## STATED TASK
Select, from the data, each line where "инвентарный" occurs.

________________________

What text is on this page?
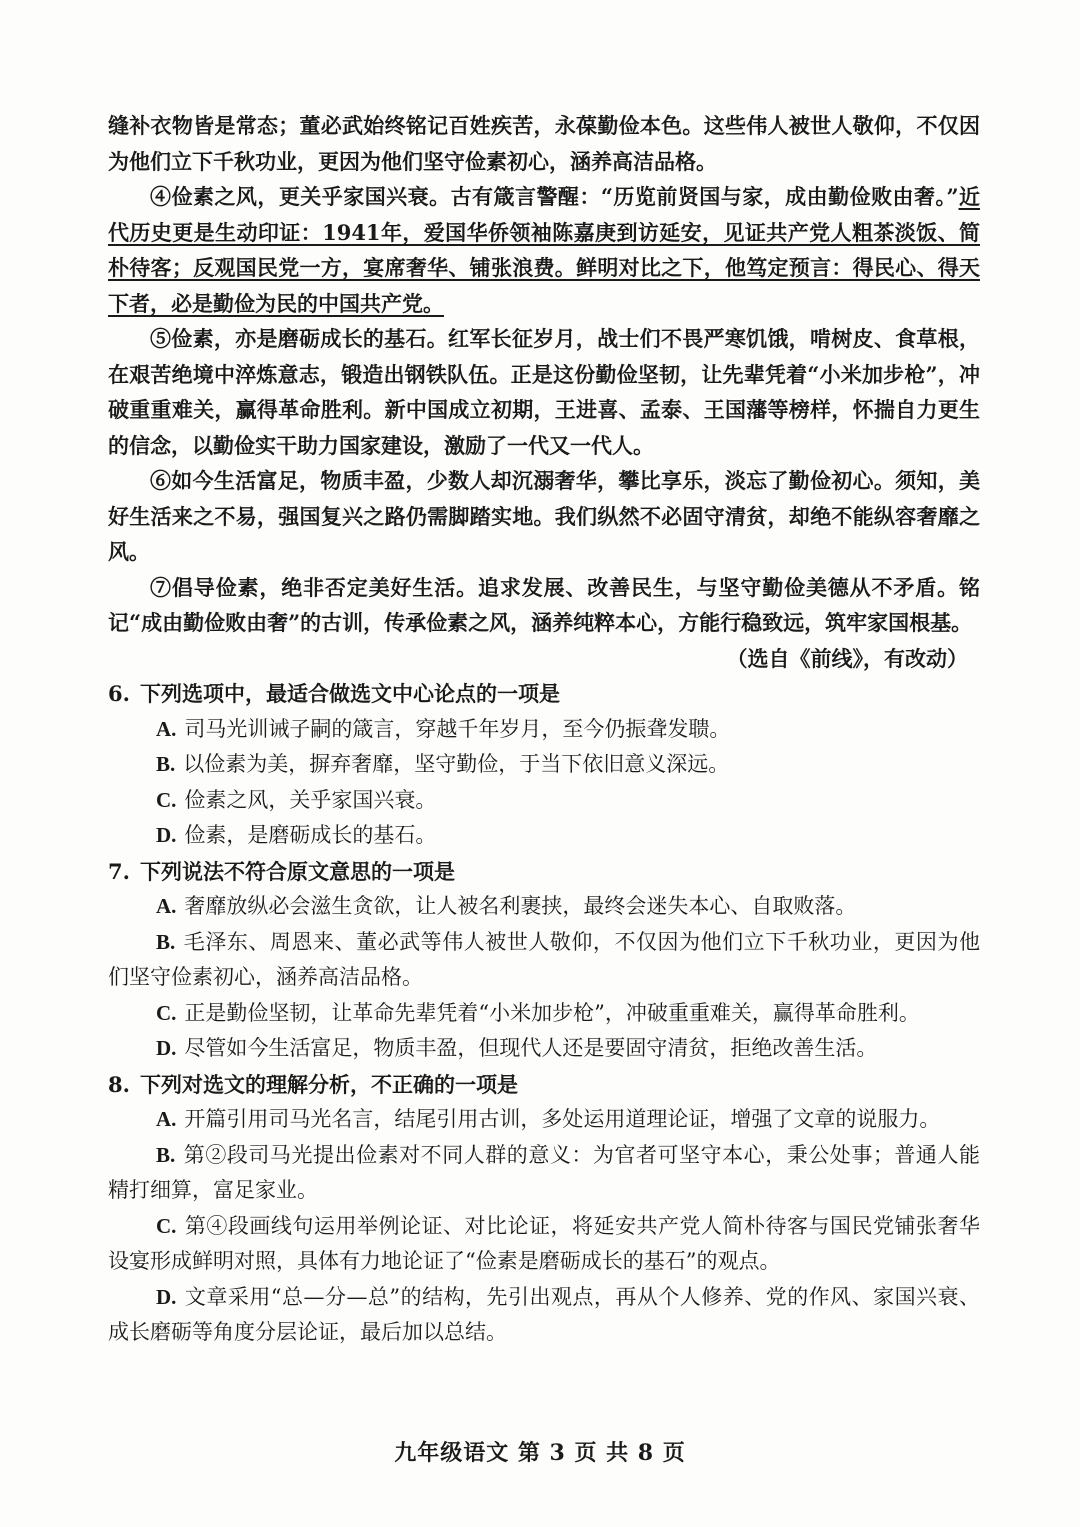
缝补衣物皆是常态；董必武始终铭记百姓疾苦，永葆勤俭本色。这些伟人被世人敬仰，不仅因为他们立下千秋功业，更因为他们坚守俭素初心，涵养高洁品格。

④俭素之风，更关乎家国兴衰。古有箴言警醒：“历览前贤国与家，成由勤俭败由奢。”近代历史更是生动印证：1941年，爱国华侨领袖陈嘉庚到访延安，见证共产党人粗茶淡饭、简朴待客；反观国民党一方，宴席奢华、铺张浪费。鲜明对比之下，他笃定预言：得民心、得天下者，必是勤俭为民的中国共产党。

⑤俭素，亦是磨砺成长的基石。红军长征岁月，战士们不畏严寒饥饿，啃树皮、食草根，在艰苦绝境中淬炼意志，锻造出钢铁队伍。正是这份勤俭坚韧，让先辈凭着“小米加步枪”，冲破重重难关，赢得革命胜利。新中国成立初期，王进喜、孟泰、王国藩等榜样，怀揣自力更生的信念，以勤俭实干助力国家建设，激励了一代又一代人。

⑥如今生活富足，物质丰盈，少数人却沉溺奢华，攀比享乐，淡忘了勤俭初心。须知，美好生活来之不易，强国复兴之路仍需脚踏实地。我们纵然不必固守清贫，却绝不能纵容奢靡之风。

⑦倡导俭素，绝非否定美好生活。追求发展、改善民生，与坚守勤俭美德从不矛盾。铭记“成由勤俭败由奢”的古训，传承俭素之风，涵养纯粹本心，方能行稳致远，筑牢家国根基。

（选自《前线》，有改动）

6. 下列选项中，最适合做选文中心论点的一项是

A. 司马光训诫子嗣的箴言，穿越千年岁月，至今仍振聋发聩。

B. 以俭素为美，摒弃奢靡，坚守勤俭，于当下依旧意义深远。

C. 俭素之风，关乎家国兴衰。

D. 俭素，是磨砺成长的基石。

7. 下列说法不符合原文意思的一项是

A. 奢靡放纵必会滋生贪欲，让人被名利裹挟，最终会迷失本心、自取败落。

B. 毛泽东、周恩来、董必武等伟人被世人敬仰，不仅因为他们立下千秋功业，更因为他们坚守俭素初心，涵养高洁品格。

C. 正是勤俭坚韧，让革命先辈凭着“小米加步枪”，冲破重重难关，赢得革命胜利。

D. 尽管如今生活富足，物质丰盈，但现代人还是要固守清贫，拒绝改善生活。

8. 下列对选文的理解分析，不正确的一项是

A. 开篇引用司马光名言，结尾引用古训，多处运用道理论证，增强了文章的说服力。

B. 第②段司马光提出俭素对不同人群的意义：为官者可坚守本心，秉公处事；普通人能精打细算，富足家业。

C. 第④段画线句运用举例论证、对比论证，将延安共产党人简朴待客与国民党铺张奢华设宴形成鲜明对照，具体有力地论证了“俭素是磨砺成长的基石”的观点。

D. 文章采用“总—分—总”的结构，先引出观点，再从个人修养、党的作风、家国兴衰、成长磨砺等角度分层论证，最后加以总结。

九年级语文 第 3 页 共 8 页
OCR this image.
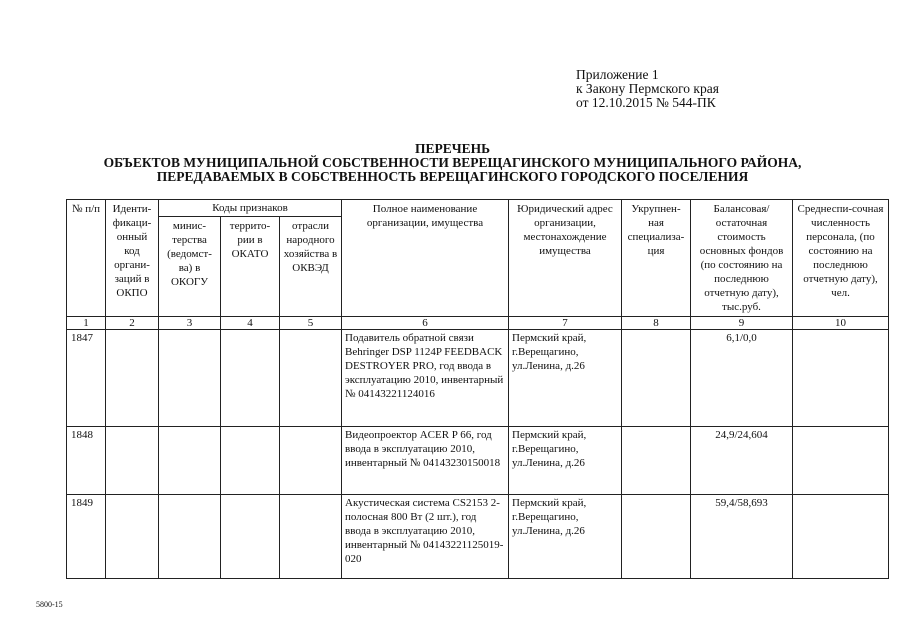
Приложение 1
к Закону Пермского края
от 12.10.2015 № 544-ПК
ПЕРЕЧЕНЬ
ОБЪЕКТОВ МУНИЦИПАЛЬНОЙ СОБСТВЕННОСТИ ВЕРЕЩАГИНСКОГО МУНИЦИПАЛЬНОГО РАЙОНА,
ПЕРЕДАВАЕМЫХ В СОБСТВЕННОСТЬ ВЕРЕЩАГИНСКОГО ГОРОДСКОГО ПОСЕЛЕНИЯ
№ п/п	Иденти-фикаци-онный код органи-заций в ОКПО	Коды признаков			Полное наименование организации, имущества	Юридический адрес организации, местонахождение имущества	Укрупнен-ная специализа-ция	Балансовая/ остаточная стоимость основных фондов (по состоянию на последнюю отчетную дату), тыс.руб.	Среднеспи-сочная численность персонала, (по состоянию на последнюю отчетную дату), чел.
		минис-терства (ведомст-ва) в ОКОГУ	террито-рии в ОКАТО	отрасли народного хозяйства в ОКВЭД					
1	2	3	4	5	6	7	8	9	10
1847					Подавитель обратной связи Behringer DSP 1124P FEEDBACK DESTROYER PRO, год ввода в эксплуатацию 2010, инвентарный № 04143221124016	Пермский край, г.Верещагино, ул.Ленина, д.26		6,1/0,0	
1848					Видеопроектор ACER P 66, год ввода в эксплуатацию 2010, инвентарный № 04143230150018	Пермский край, г.Верещагино, ул.Ленина, д.26		24,9/24,604	
1849					Акустическая система CS2153 2-полосная 800 Вт (2 шт.), год ввода в эксплуатацию 2010, инвентарный № 04143221125019-020	Пермский край, г.Верещагино, ул.Ленина, д.26		59,4/58,693	
5800-15
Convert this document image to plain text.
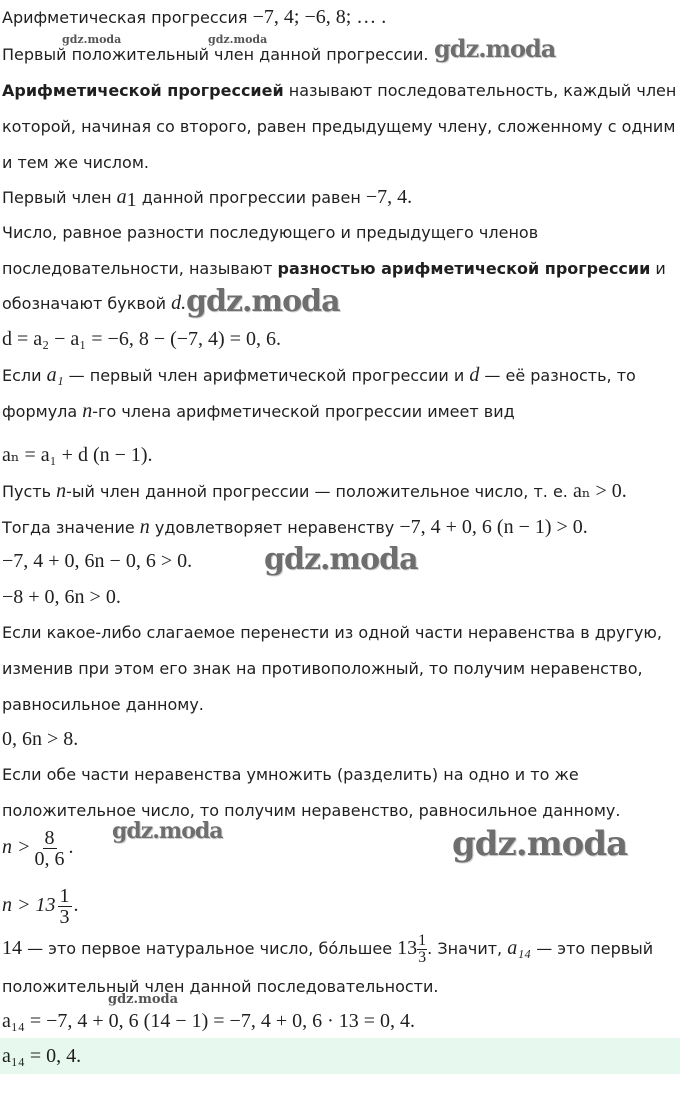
Арифметическая прогрессия −7, 4; −6, 8; … .
Первый положительный член данной прогрессии.
Арифметической прогрессией называют последовательность, каждый член
которой, начиная со второго, равен предыдущему члену, сложенному с одним
и тем же числом.
Первый член $a_1$ данной прогрессии равен −7, 4.
Число, равное разности последующего и предыдущего членов
последовательности, называют разностью арифметической прогрессии и
обозначают буквой d.
d = a₂ − a₁ = −6, 8 − (−7, 4) = 0, 6.
Если a₁ — первый член арифметической прогрессии и d — её разность, то
формула n-го члена арифметической прогрессии имеет вид
aₙ = a₁ + d (n − 1).
Пусть n-ый член данной прогрессии — положительное число, т. е. aₙ > 0.
Тогда значение n удовлетворяет неравенству −7, 4 + 0, 6 (n − 1) > 0.
−7, 4 + 0, 6n − 0, 6 > 0.
−8 + 0, 6n > 0.
Если какое-либо слагаемое перенести из одной части неравенства в другую,
изменив при этом его знак на противоположный, то получим неравенство,
равносильное данному.
0, 6n > 8.
Если обе части неравенства умножить (разделить) на одно и то же
положительное число, то получим неравенство, равносильное данному.
$n > \frac{8}{0, 6}$ .
$n > 13 \frac{1}{3}$ .
14 — это первое натуральное число, бо́льшее $13 \frac{1}{3}$ . Значит, a₁₄ — это первый
положительный член данной последовательности.
a₁₄ = −7, 4 + 0, 6 (14 − 1) = −7, 4 + 0, 6 · 13 = 0, 4.
a₁₄ = 0, 4.
gdz.moda	gdz.moda	gdz.moda
gdz.moda
gdz.moda
gdz.moda	gdz.moda
gdz.moda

________________________

## OUTPUT
1847					Подавитель обратной связи Behringer DSP 1124P FEEDBACK DESTROYER PRO, год ввода в эксплуатацию 2010, инвентарный № 04143221124016	Пермский край, г.Верещагино, ул.Ленина, д.26		6,1/0,0	
1848					Видеопроектор ACER P 66, год ввода в эксплуатацию 2010, инвентарный № 04143230150018	Пермский край, г.Верещагино, ул.Ленина, д.26		24,9/24,604	
1849					Акустическая система CS2153 2-полосная 800 Вт (2 шт.), год ввода в эксплуатацию 2010, инвентарный № 04143221125019-020	Пермский край, г.Верещагино, ул.Ленина, д.26		59,4/58,693	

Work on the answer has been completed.